* Start MATERIAL FOR THE TASK *
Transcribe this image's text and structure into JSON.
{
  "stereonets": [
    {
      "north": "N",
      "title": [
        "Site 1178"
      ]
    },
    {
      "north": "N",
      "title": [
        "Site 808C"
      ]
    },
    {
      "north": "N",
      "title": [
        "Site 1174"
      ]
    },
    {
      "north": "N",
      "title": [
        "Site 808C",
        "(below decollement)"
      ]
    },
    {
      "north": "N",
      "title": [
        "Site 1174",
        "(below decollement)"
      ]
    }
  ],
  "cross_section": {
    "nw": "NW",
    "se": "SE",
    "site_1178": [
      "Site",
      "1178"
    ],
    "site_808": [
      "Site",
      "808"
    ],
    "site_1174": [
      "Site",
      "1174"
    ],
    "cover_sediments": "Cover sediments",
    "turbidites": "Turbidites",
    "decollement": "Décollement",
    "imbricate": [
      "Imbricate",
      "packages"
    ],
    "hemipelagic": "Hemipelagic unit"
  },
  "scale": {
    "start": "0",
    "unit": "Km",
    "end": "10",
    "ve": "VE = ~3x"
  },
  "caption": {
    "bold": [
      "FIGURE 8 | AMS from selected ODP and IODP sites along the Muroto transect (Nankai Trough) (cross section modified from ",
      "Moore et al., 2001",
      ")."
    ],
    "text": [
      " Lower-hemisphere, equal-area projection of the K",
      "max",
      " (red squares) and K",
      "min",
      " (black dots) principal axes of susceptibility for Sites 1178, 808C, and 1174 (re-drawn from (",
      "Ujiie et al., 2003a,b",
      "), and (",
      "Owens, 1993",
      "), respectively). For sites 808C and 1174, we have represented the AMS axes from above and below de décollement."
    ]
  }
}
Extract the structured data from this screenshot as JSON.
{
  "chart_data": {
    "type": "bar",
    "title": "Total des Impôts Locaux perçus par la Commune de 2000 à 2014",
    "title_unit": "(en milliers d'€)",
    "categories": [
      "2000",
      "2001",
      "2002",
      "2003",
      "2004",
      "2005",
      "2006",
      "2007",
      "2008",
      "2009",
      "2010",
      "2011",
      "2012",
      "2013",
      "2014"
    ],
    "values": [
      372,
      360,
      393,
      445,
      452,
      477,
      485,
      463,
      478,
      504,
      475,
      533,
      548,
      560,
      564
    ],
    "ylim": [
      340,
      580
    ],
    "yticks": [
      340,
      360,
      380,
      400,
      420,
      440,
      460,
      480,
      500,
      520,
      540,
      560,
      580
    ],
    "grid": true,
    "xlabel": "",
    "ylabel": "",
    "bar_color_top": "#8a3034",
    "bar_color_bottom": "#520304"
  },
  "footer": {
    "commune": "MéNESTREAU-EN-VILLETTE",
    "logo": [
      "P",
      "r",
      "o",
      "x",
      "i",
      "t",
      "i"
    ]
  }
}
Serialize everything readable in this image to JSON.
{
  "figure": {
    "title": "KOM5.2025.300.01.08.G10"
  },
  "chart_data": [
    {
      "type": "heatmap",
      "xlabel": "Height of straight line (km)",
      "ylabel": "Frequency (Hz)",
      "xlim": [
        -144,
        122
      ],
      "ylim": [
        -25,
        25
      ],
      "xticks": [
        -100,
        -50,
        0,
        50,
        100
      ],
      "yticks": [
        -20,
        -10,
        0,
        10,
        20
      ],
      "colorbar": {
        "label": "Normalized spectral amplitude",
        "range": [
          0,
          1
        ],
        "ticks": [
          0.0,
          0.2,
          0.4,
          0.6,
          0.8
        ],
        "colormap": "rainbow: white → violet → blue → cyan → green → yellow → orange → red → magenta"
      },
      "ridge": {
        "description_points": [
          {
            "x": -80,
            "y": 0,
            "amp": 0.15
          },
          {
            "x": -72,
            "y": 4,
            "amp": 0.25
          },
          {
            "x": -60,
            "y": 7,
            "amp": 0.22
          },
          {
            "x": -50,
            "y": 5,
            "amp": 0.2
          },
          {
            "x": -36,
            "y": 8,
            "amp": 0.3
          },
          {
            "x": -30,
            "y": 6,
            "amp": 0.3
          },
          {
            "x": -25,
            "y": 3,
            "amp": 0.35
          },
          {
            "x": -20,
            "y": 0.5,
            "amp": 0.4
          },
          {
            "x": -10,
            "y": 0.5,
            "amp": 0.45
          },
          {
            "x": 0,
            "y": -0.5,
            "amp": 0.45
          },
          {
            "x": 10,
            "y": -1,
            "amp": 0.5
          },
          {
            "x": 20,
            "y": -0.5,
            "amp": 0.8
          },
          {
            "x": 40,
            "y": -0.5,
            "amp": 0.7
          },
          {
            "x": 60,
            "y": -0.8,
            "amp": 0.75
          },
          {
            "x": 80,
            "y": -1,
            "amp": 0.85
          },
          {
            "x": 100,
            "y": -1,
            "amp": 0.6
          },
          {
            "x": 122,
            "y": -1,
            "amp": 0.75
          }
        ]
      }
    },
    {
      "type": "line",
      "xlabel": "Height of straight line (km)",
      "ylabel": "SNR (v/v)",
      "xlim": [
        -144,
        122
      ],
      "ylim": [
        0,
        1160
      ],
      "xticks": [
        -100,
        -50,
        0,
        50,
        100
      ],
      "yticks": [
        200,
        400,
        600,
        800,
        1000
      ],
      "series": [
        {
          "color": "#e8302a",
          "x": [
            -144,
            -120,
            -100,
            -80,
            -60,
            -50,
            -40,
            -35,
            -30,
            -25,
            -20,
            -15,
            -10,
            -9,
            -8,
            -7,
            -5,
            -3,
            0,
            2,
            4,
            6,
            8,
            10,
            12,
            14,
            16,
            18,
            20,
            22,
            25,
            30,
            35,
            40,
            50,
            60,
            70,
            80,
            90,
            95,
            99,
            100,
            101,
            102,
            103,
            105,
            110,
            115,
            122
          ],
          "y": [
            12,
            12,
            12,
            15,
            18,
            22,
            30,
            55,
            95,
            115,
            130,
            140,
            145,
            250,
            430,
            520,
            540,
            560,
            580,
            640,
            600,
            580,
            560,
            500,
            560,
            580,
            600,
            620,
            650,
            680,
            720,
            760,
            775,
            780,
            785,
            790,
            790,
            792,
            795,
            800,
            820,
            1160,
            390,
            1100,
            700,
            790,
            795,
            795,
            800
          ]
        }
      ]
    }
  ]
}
* End MATERIAL FOR THE TASK *
WHAT YOU ARE ASKED TO DO:
Write out the whole listing exactly.

IN RESPONSE:
Transcribe this image's text and structure into JSON.
{
  "stereonets": [
    {
      "north": "N",
      "title": [
        "Site 1178"
      ]
    },
    {
      "north": "N",
      "title": [
        "Site 808C"
      ]
    },
    {
      "north": "N",
      "title": [
        "Site 1174"
      ]
    },
    {
      "north": "N",
      "title": [
        "Site 808C",
        "(below decollement)"
      ]
    },
    {
      "north": "N",
      "title": [
        "Site 1174",
        "(below decollement)"
      ]
    }
  ],
  "cross_section": {
    "nw": "NW",
    "se": "SE",
    "site_1178": [
      "Site",
      "1178"
    ],
    "site_808": [
      "Site",
      "808"
    ],
    "site_1174": [
      "Site",
      "1174"
    ],
    "cover_sediments": "Cover sediments",
    "turbidites": "Turbidites",
    "decollement": "Décollement",
    "imbricate": [
      "Imbricate",
      "packages"
    ],
    "hemipelagic": "Hemipelagic unit"
  },
  "scale": {
    "start": "0",
    "unit": "Km",
    "end": "10",
    "ve": "VE = ~3x"
  },
  "caption": {
    "bold": [
      "FIGURE 8 | AMS from selected ODP and IODP sites along the Muroto transect (Nankai Trough) (cross section modified from ",
      "Moore et al., 2001",
      ")."
    ],
    "text": [
      " Lower-hemisphere, equal-area projection of the K",
      "max",
      " (red squares) and K",
      "min",
      " (black dots) principal axes of susceptibility for Sites 1178, 808C, and 1174 (re-drawn from (",
      "Ujiie et al., 2003a,b",
      "), and (",
      "Owens, 1993",
      "), respectively). For sites 808C and 1174, we have represented the AMS axes from above and below de décollement."
    ]
  }
}
Extract the structured data from this screenshot as JSON.
{
  "chart_data": {
    "type": "bar",
    "title": "Total des Impôts Locaux perçus par la Commune de 2000 à 2014",
    "title_unit": "(en milliers d'€)",
    "categories": [
      "2000",
      "2001",
      "2002",
      "2003",
      "2004",
      "2005",
      "2006",
      "2007",
      "2008",
      "2009",
      "2010",
      "2011",
      "2012",
      "2013",
      "2014"
    ],
    "values": [
      372,
      360,
      393,
      445,
      452,
      477,
      485,
      463,
      478,
      504,
      475,
      533,
      548,
      560,
      564
    ],
    "ylim": [
      340,
      580
    ],
    "yticks": [
      340,
      360,
      380,
      400,
      420,
      440,
      460,
      480,
      500,
      520,
      540,
      560,
      580
    ],
    "grid": true,
    "xlabel": "",
    "ylabel": "",
    "bar_color_top": "#8a3034",
    "bar_color_bottom": "#520304"
  },
  "footer": {
    "commune": "MéNESTREAU-EN-VILLETTE",
    "logo": [
      "P",
      "r",
      "o",
      "x",
      "i",
      "t",
      "i"
    ]
  }
}
Serialize everything readable in this image to JSON.
{
  "figure": {
    "title": "KOM5.2025.300.01.08.G10"
  },
  "chart_data": [
    {
      "type": "heatmap",
      "xlabel": "Height of straight line (km)",
      "ylabel": "Frequency (Hz)",
      "xlim": [
        -144,
        122
      ],
      "ylim": [
        -25,
        25
      ],
      "xticks": [
        -100,
        -50,
        0,
        50,
        100
      ],
      "yticks": [
        -20,
        -10,
        0,
        10,
        20
      ],
      "colorbar": {
        "label": "Normalized spectral amplitude",
        "range": [
          0,
          1
        ],
        "ticks": [
          0.0,
          0.2,
          0.4,
          0.6,
          0.8
        ],
        "colormap": "rainbow: white → violet → blue → cyan → green → yellow → orange → red → magenta"
      },
      "ridge": {
        "description_points": [
          {
            "x": -80,
            "y": 0,
            "amp": 0.15
          },
          {
            "x": -72,
            "y": 4,
            "amp": 0.25
          },
          {
            "x": -60,
            "y": 7,
            "amp": 0.22
          },
          {
            "x": -50,
            "y": 5,
            "amp": 0.2
          },
          {
            "x": -36,
            "y": 8,
            "amp": 0.3
          },
          {
            "x": -30,
            "y": 6,
            "amp": 0.3
          },
          {
            "x": -25,
            "y": 3,
            "amp": 0.35
          },
          {
            "x": -20,
            "y": 0.5,
            "amp": 0.4
          },
          {
            "x": -10,
            "y": 0.5,
            "amp": 0.45
          },
          {
            "x": 0,
            "y": -0.5,
            "amp": 0.45
          },
          {
            "x": 10,
            "y": -1,
            "amp": 0.5
          },
          {
            "x": 20,
            "y": -0.5,
            "amp": 0.8
          },
          {
            "x": 40,
            "y": -0.5,
            "amp": 0.7
          },
          {
            "x": 60,
            "y": -0.8,
            "amp": 0.75
          },
          {
            "x": 80,
            "y": -1,
            "amp": 0.85
          },
          {
            "x": 100,
            "y": -1,
            "amp": 0.6
          },
          {
            "x": 122,
            "y": -1,
            "amp": 0.75
          }
        ]
      }
    },
    {
      "type": "line",
      "xlabel": "Height of straight line (km)",
      "ylabel": "SNR (v/v)",
      "xlim": [
        -144,
        122
      ],
      "ylim": [
        0,
        1160
      ],
      "xticks": [
        -100,
        -50,
        0,
        50,
        100
      ],
      "yticks": [
        200,
        400,
        600,
        800,
        1000
      ],
      "series": [
        {
          "color": "#e8302a",
          "x": [
            -144,
            -120,
            -100,
            -80,
            -60,
            -50,
            -40,
            -35,
            -30,
            -25,
            -20,
            -15,
            -10,
            -9,
            -8,
            -7,
            -5,
            -3,
            0,
            2,
            4,
            6,
            8,
            10,
            12,
            14,
            16,
            18,
            20,
            22,
            25,
            30,
            35,
            40,
            50,
            60,
            70,
            80,
            90,
            95,
            99,
            100,
            101,
            102,
            103,
            105,
            110,
            115,
            122
          ],
          "y": [
            12,
            12,
            12,
            15,
            18,
            22,
            30,
            55,
            95,
            115,
            130,
            140,
            145,
            250,
            430,
            520,
            540,
            560,
            580,
            640,
            600,
            580,
            560,
            500,
            560,
            580,
            600,
            620,
            650,
            680,
            720,
            760,
            775,
            780,
            785,
            790,
            790,
            792,
            795,
            800,
            820,
            1160,
            390,
            1100,
            700,
            790,
            795,
            795,
            800
          ]
        }
      ]
    }
  ]
}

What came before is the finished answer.